Work to do
Print every entry word for word, but omit the pictures.

(Entries taken from a collection)

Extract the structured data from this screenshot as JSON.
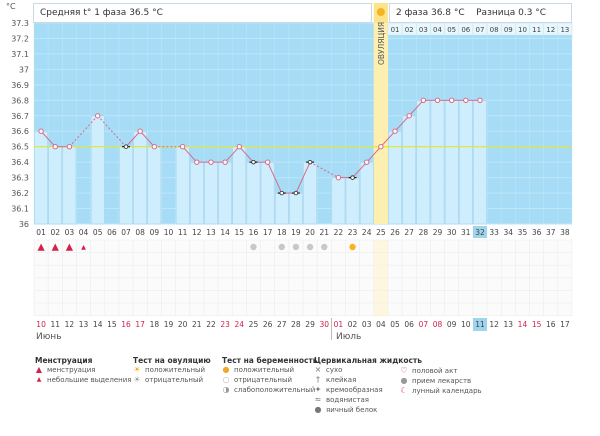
{
  "header": {
    "phase1_label": "Средняя t° 1 фаза",
    "phase1_value": "36.5 °C",
    "phase2_label": "2 фаза",
    "phase2_value": "36.8 °C",
    "diff_label": "Разница",
    "diff_value": "0.3 °C",
    "ovulation_label": "ОВУЛЯЦИЯ"
  },
  "chart_data": {
    "type": "line",
    "ylabel": "°C",
    "yticks": [
      "37.3",
      "37.2",
      "37.1",
      "37",
      "36.9",
      "36.8",
      "36.7",
      "36.6",
      "36.5",
      "36.4",
      "36.3",
      "36.2",
      "36.1",
      "36"
    ],
    "ylim": [
      36,
      37.3
    ],
    "cycle_days": [
      "01",
      "02",
      "03",
      "04",
      "05",
      "06",
      "07",
      "08",
      "09",
      "10",
      "11",
      "12",
      "13",
      "14",
      "15",
      "16",
      "17",
      "18",
      "19",
      "20",
      "21",
      "22",
      "23",
      "24",
      "25",
      "26",
      "27",
      "28",
      "29",
      "30",
      "31",
      "32",
      "33",
      "34",
      "35",
      "36",
      "37",
      "38"
    ],
    "phase2_days": [
      "01",
      "02",
      "03",
      "04",
      "05",
      "06",
      "07",
      "08",
      "09",
      "10",
      "11",
      "12",
      "13"
    ],
    "calendar_dates": [
      "10",
      "11",
      "12",
      "13",
      "14",
      "15",
      "16",
      "17",
      "18",
      "19",
      "20",
      "21",
      "22",
      "23",
      "24",
      "25",
      "26",
      "27",
      "28",
      "29",
      "30",
      "01",
      "02",
      "03",
      "04",
      "05",
      "06",
      "07",
      "08",
      "09",
      "10",
      "11",
      "12",
      "13",
      "14",
      "15",
      "16",
      "17"
    ],
    "red_dates_index": [
      0,
      6,
      7,
      13,
      14,
      20,
      21,
      27,
      28,
      34,
      35
    ],
    "highlight_index": 31,
    "months": [
      "Июнь",
      "Июль"
    ],
    "baseline": 36.5,
    "ovulation_index": 24,
    "temperatures": [
      36.6,
      36.5,
      36.5,
      null,
      36.7,
      null,
      36.5,
      36.6,
      36.5,
      null,
      36.5,
      36.4,
      36.4,
      36.4,
      36.5,
      36.4,
      36.4,
      36.2,
      36.2,
      36.4,
      null,
      36.3,
      36.3,
      36.4,
      36.5,
      36.6,
      36.7,
      36.8,
      36.8,
      36.8,
      36.8,
      36.8,
      null,
      null,
      null,
      null,
      null,
      null
    ],
    "point_types": [
      "pink",
      "pink",
      "pink",
      null,
      "pink",
      null,
      "black",
      "pink",
      "pink",
      null,
      "pink",
      "pink",
      "pink",
      "pink",
      "pink",
      "black",
      "pink",
      "black",
      "black",
      "black",
      null,
      "pink",
      "black",
      "pink",
      "pink",
      "pink",
      "pink",
      "pink",
      "pink",
      "pink",
      "pink",
      "pink",
      null,
      null,
      null,
      null,
      null,
      null
    ],
    "filled_until": 31,
    "menstruation": [
      0,
      1,
      2,
      3
    ],
    "ovulation_tests": [
      15,
      17,
      18,
      19,
      20,
      22
    ]
  },
  "legend": {
    "menstruation": {
      "title": "Менструация",
      "items": [
        "менструация",
        "небольшие выделения"
      ]
    },
    "ovulation_test": {
      "title": "Тест на овуляцию",
      "items": [
        "положительный",
        "отрицательный"
      ]
    },
    "pregnancy_test": {
      "title": "Тест на беременность",
      "items": [
        "положительный",
        "отрицательный",
        "слабоположительный"
      ]
    },
    "cervical": {
      "title": "Цервикальная жидкость",
      "items": [
        "сухо",
        "клейкая",
        "кремообразная",
        "водянистая",
        "яичный белок"
      ]
    },
    "other": {
      "items": [
        "половой акт",
        "прием лекарств",
        "лунный календарь"
      ]
    }
  },
  "colors": {
    "sky": "#a6dcf6",
    "bar": "#cfeefd",
    "bar_border": "#9ccbe6",
    "line": "#d76a8a",
    "ovul": "#fbe48a",
    "baseline": "#e3e62a",
    "red": "#d3204c"
  }
}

Completed exercise
Extract the structured data from this screenshot as JSON.
{
  "header": {
    "phase1_label": "Средняя t° 1 фаза",
    "phase1_value": "36.5 °C",
    "phase2_label": "2 фаза",
    "phase2_value": "36.8 °C",
    "diff_label": "Разница",
    "diff_value": "0.3 °C",
    "ovulation_label": "ОВУЛЯЦИЯ"
  },
  "chart_data": {
    "type": "line",
    "ylabel": "°C",
    "yticks": [
      "37.3",
      "37.2",
      "37.1",
      "37",
      "36.9",
      "36.8",
      "36.7",
      "36.6",
      "36.5",
      "36.4",
      "36.3",
      "36.2",
      "36.1",
      "36"
    ],
    "ylim": [
      36,
      37.3
    ],
    "cycle_days": [
      "01",
      "02",
      "03",
      "04",
      "05",
      "06",
      "07",
      "08",
      "09",
      "10",
      "11",
      "12",
      "13",
      "14",
      "15",
      "16",
      "17",
      "18",
      "19",
      "20",
      "21",
      "22",
      "23",
      "24",
      "25",
      "26",
      "27",
      "28",
      "29",
      "30",
      "31",
      "32",
      "33",
      "34",
      "35",
      "36",
      "37",
      "38"
    ],
    "phase2_days": [
      "01",
      "02",
      "03",
      "04",
      "05",
      "06",
      "07",
      "08",
      "09",
      "10",
      "11",
      "12",
      "13"
    ],
    "calendar_dates": [
      "10",
      "11",
      "12",
      "13",
      "14",
      "15",
      "16",
      "17",
      "18",
      "19",
      "20",
      "21",
      "22",
      "23",
      "24",
      "25",
      "26",
      "27",
      "28",
      "29",
      "30",
      "01",
      "02",
      "03",
      "04",
      "05",
      "06",
      "07",
      "08",
      "09",
      "10",
      "11",
      "12",
      "13",
      "14",
      "15",
      "16",
      "17"
    ],
    "red_dates_index": [
      0,
      6,
      7,
      13,
      14,
      20,
      21,
      27,
      28,
      34,
      35
    ],
    "highlight_index": 31,
    "months": [
      "Июнь",
      "Июль"
    ],
    "baseline": 36.5,
    "ovulation_index": 24,
    "temperatures": [
      36.6,
      36.5,
      36.5,
      null,
      36.7,
      null,
      36.5,
      36.6,
      36.5,
      null,
      36.5,
      36.4,
      36.4,
      36.4,
      36.5,
      36.4,
      36.4,
      36.2,
      36.2,
      36.4,
      null,
      36.3,
      36.3,
      36.4,
      36.5,
      36.6,
      36.7,
      36.8,
      36.8,
      36.8,
      36.8,
      36.8,
      null,
      null,
      null,
      null,
      null,
      null
    ],
    "point_types": [
      "pink",
      "pink",
      "pink",
      null,
      "pink",
      null,
      "black",
      "pink",
      "pink",
      null,
      "pink",
      "pink",
      "pink",
      "pink",
      "pink",
      "black",
      "pink",
      "black",
      "black",
      "black",
      null,
      "pink",
      "black",
      "pink",
      "pink",
      "pink",
      "pink",
      "pink",
      "pink",
      "pink",
      "pink",
      "pink",
      null,
      null,
      null,
      null,
      null,
      null
    ],
    "filled_until": 31,
    "menstruation": [
      0,
      1,
      2,
      3
    ],
    "ovulation_tests": [
      15,
      17,
      18,
      19,
      20,
      22
    ]
  },
  "legend": {
    "menstruation": {
      "title": "Менструация",
      "items": [
        "менструация",
        "небольшие выделения"
      ]
    },
    "ovulation_test": {
      "title": "Тест на овуляцию",
      "items": [
        "положительный",
        "отрицательный"
      ]
    },
    "pregnancy_test": {
      "title": "Тест на беременность",
      "items": [
        "положительный",
        "отрицательный",
        "слабоположительный"
      ]
    },
    "cervical": {
      "title": "Цервикальная жидкость",
      "items": [
        "сухо",
        "клейкая",
        "кремообразная",
        "водянистая",
        "яичный белок"
      ]
    },
    "other": {
      "items": [
        "половой акт",
        "прием лекарств",
        "лунный календарь"
      ]
    }
  },
  "colors": {
    "sky": "#a6dcf6",
    "bar": "#cfeefd",
    "bar_border": "#9ccbe6",
    "line": "#d76a8a",
    "ovul": "#fbe48a",
    "baseline": "#e3e62a",
    "red": "#d3204c"
  }
}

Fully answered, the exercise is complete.